Information provided.
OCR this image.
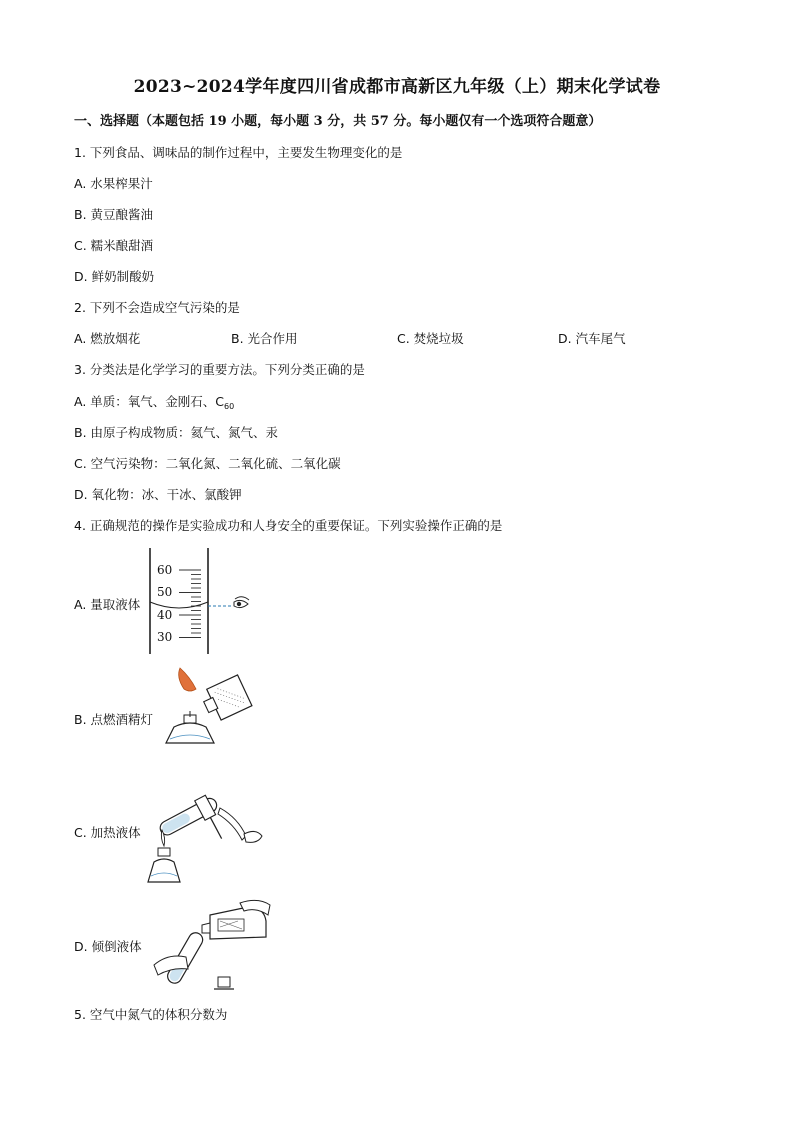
2023~2024学年度四川省成都市高新区九年级（上）期末化学试卷
一、选择题（本题包括 19 小题，每小题 3 分，共 57 分。每小题仅有一个选项符合题意）
1. 下列食品、调味品的制作过程中，主要发生物理变化的是
A. 水果榨果汁
B. 黄豆酿酱油
C. 糯米酿甜酒
D. 鲜奶制酸奶
2. 下列不会造成空气污染的是
A. 燃放烟花	B. 光合作用	C. 焚烧垃圾	D. 汽车尾气
3. 分类法是化学学习的重要方法。下列分类正确的是
A. 单质：氧气、金刚石、$C_{60}$
B. 由原子构成物质：氦气、氮气、汞
C. 空气污染物：二氧化氮、二氧化硫、二氧化碳
D. 氧化物：冰、干冰、氯酸钾
4. 正确规范的操作是实验成功和人身安全的重要保证。下列实验操作正确的是
A. 量取液体
60
50
40
30
B. 点燃酒精灯
C. 加热液体
D. 倾倒液体
5. 空气中氮气的体积分数为
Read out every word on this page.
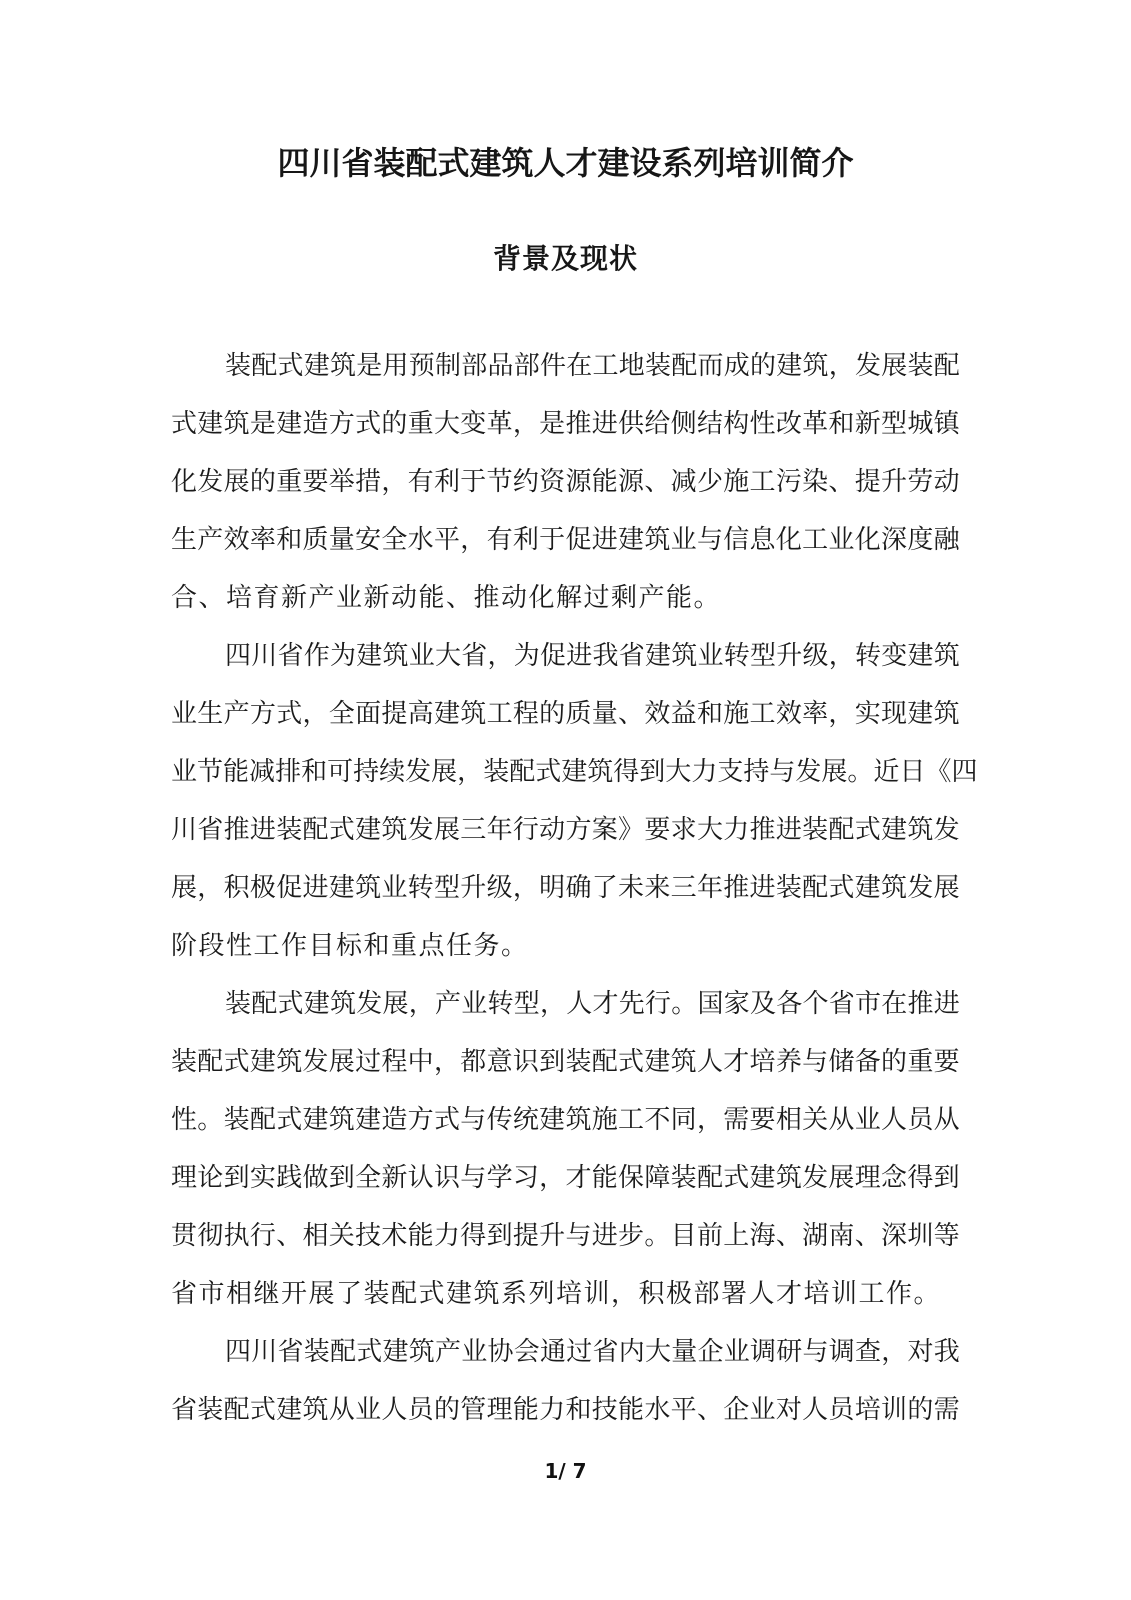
四川省装配式建筑人才建设系列培训简介
背景及现状
装 配 式 建 筑 是 用 预 制 部 品 部 件 在 工 地 装 配 而 成 的 建 筑 ， 发 展 装 配
式 建 筑 是 建 造 方 式 的 重 大 变 革 ， 是 推 进 供 给 侧 结 构 性 改 革 和 新 型 城 镇
化 发 展 的 重 要 举 措 ， 有 利 于 节 约 资 源 能 源 、 减 少 施 工 污 染 、 提 升 劳 动
生 产 效 率 和 质 量 安 全 水 平 ， 有 利 于 促 进 建 筑 业 与 信 息 化 工 业 化 深 度 融
合、培育新产业新动能、推动化解过剩产能。
四 川 省 作 为 建 筑 业 大 省 ， 为 促 进 我 省 建 筑 业 转 型 升 级 ， 转 变 建 筑
业 生 产 方 式 ， 全 面 提 高 建 筑 工 程 的 质 量 、 效 益 和 施 工 效 率 ， 实 现 建 筑
业 节 能 减 排 和 可 持 续 发 展 ， 装 配 式 建 筑 得 到 大 力 支 持 与 发 展 。 近 日 《 四
川 省 推 进 装 配 式 建 筑 发 展 三 年 行 动 方 案 》 要 求 大 力 推 进 装 配 式 建 筑 发
展 ， 积 极 促 进 建 筑 业 转 型 升 级 ， 明 确 了 未 来 三 年 推 进 装 配 式 建 筑 发 展
阶段性工作目标和重点任务。
装 配 式 建 筑 发 展 ， 产 业 转 型 ， 人 才 先 行 。 国 家 及 各 个 省 市 在 推 进
装 配 式 建 筑 发 展 过 程 中 ， 都 意 识 到 装 配 式 建 筑 人 才 培 养 与 储 备 的 重 要
性 。 装 配 式 建 筑 建 造 方 式 与 传 统 建 筑 施 工 不 同 ， 需 要 相 关 从 业 人 员 从
理 论 到 实 践 做 到 全 新 认 识 与 学 习 ， 才 能 保 障 装 配 式 建 筑 发 展 理 念 得 到
贯 彻 执 行 、 相 关 技 术 能 力 得 到 提 升 与 进 步 。 目 前 上 海 、 湖 南 、 深 圳 等
省市相继开展了装配式建筑系列培训，积极部署人才培训工作。
四 川 省 装 配 式 建 筑 产 业 协 会 通 过 省 内 大 量 企 业 调 研 与 调 查 ， 对 我
省 装 配 式 建 筑 从 业 人 员 的 管 理 能 力 和 技 能 水 平 、 企 业 对 人 员 培 训 的 需
1/ 7
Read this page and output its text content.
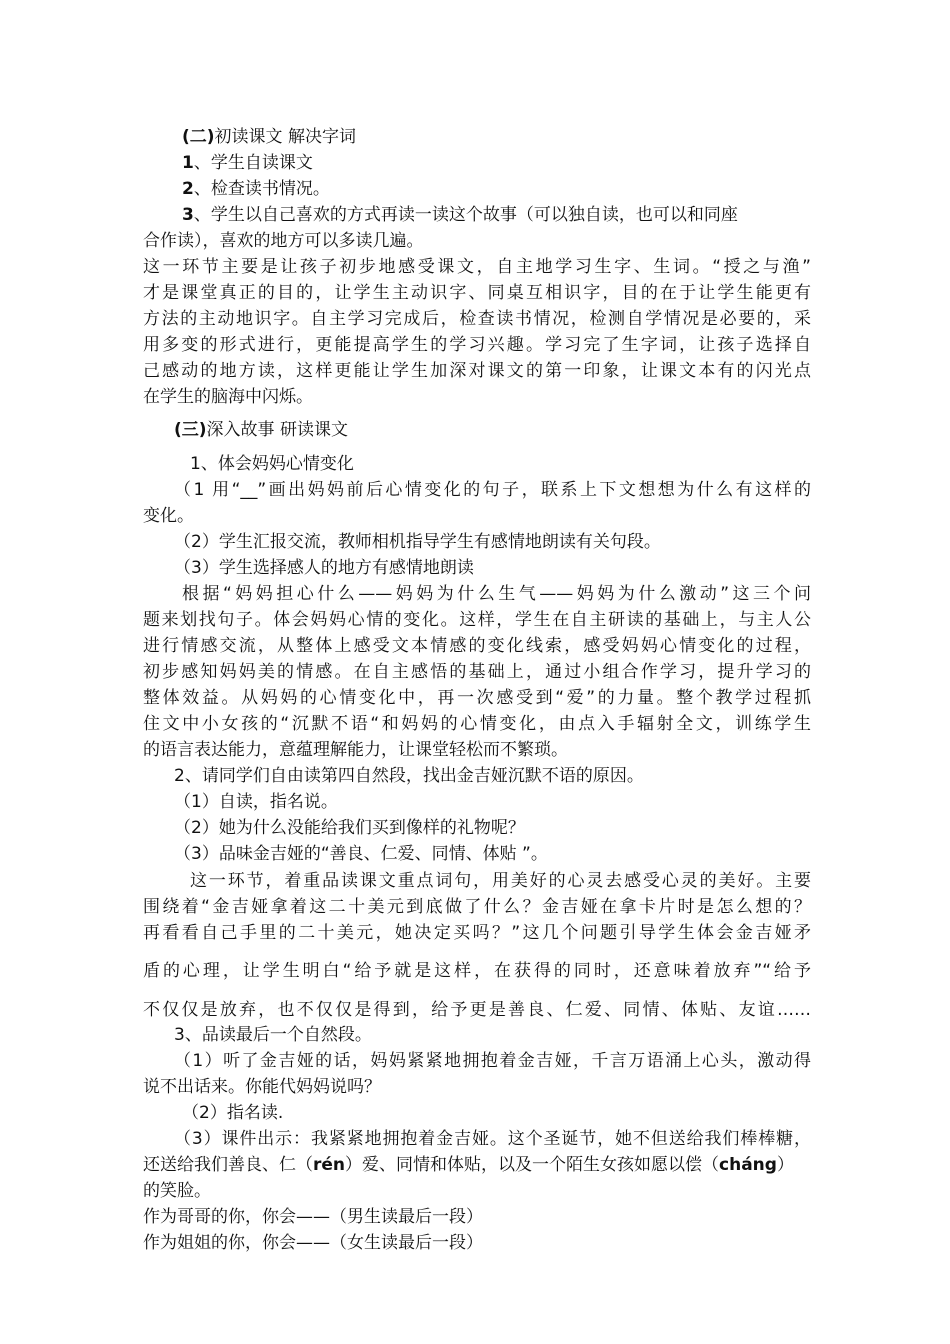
(二)初读课文 解决字词
1、学生自读课文
2、检查读书情况。
3、学生以自己喜欢的方式再读一读这个故事（可以独自读，也可以和同座
合作读），喜欢的地方可以多读几遍。
这一环节主要是让孩子初步地感受课文，自主地学习生字、生词。“授之与渔”
才是课堂真正的目的，让学生主动识字、同桌互相识字，目的在于让学生能更有
方法的主动地识字。自主学习完成后，检查读书情况，检测自学情况是必要的，采
用多变的形式进行，更能提高学生的学习兴趣。学习完了生字词，让孩子选择自
己感动的地方读，这样更能让学生加深对课文的第一印象，让课文本有的闪光点
在学生的脑海中闪烁。
(三)深入故事 研读课文
1、体会妈妈心情变化
（1 用“__”画出妈妈前后心情变化的句子，联系上下文想想为什么有这样的
变化。
（2）学生汇报交流，教师相机指导学生有感情地朗读有关句段。
（3）学生选择感人的地方有感情地朗读
根据“妈妈担心什么——妈妈为什么生气——妈妈为什么激动”这三个问
题来划找句子。体会妈妈心情的变化。这样，学生在自主研读的基础上，与主人公
进行情感交流，从整体上感受文本情感的变化线索，感受妈妈心情变化的过程，
初步感知妈妈美的情感。在自主感悟的基础上，通过小组合作学习，提升学习的
整体效益。从妈妈的心情变化中，再一次感受到“爱”的力量。整个教学过程抓
住文中小女孩的“沉默不语“和妈妈的心情变化，由点入手辐射全文，训练学生
的语言表达能力，意蕴理解能力，让课堂轻松而不繁琐。
2、请同学们自由读第四自然段，找出金吉娅沉默不语的原因。
（1）自读，指名说。
（2）她为什么没能给我们买到像样的礼物呢？
（3）品味金吉娅的“善良、仁爱、同情、体贴 ”。
这一环节，着重品读课文重点词句，用美好的心灵去感受心灵的美好。主要
围绕着“金吉娅拿着这二十美元到底做了什么？金吉娅在拿卡片时是怎么想的？
再看看自己手里的二十美元，她决定买吗？”这几个问题引导学生体会金吉娅矛
盾的心理，让学生明白“给予就是这样，在获得的同时，还意味着放弃”“给予
不仅仅是放弃，也不仅仅是得到，给予更是善良、仁爱、同情、体贴、友谊……
3、品读最后一个自然段。
（1）听了金吉娅的话，妈妈紧紧地拥抱着金吉娅，千言万语涌上心头，激动得
说不出话来。你能代妈妈说吗？
（2）指名读.
（3）课件出示：我紧紧地拥抱着金吉娅。这个圣诞节，她不但送给我们棒棒糖，
还送给我们善良、仁（rén）爱、同情和体贴，以及一个陌生女孩如愿以偿（cháng）
的笑脸。
作为哥哥的你，你会——（男生读最后一段）
作为姐姐的你，你会——（女生读最后一段）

Task. Go through the records and copy each line with "page" in it.

Result.
Read out every word on this page.
Read this page and output its text content.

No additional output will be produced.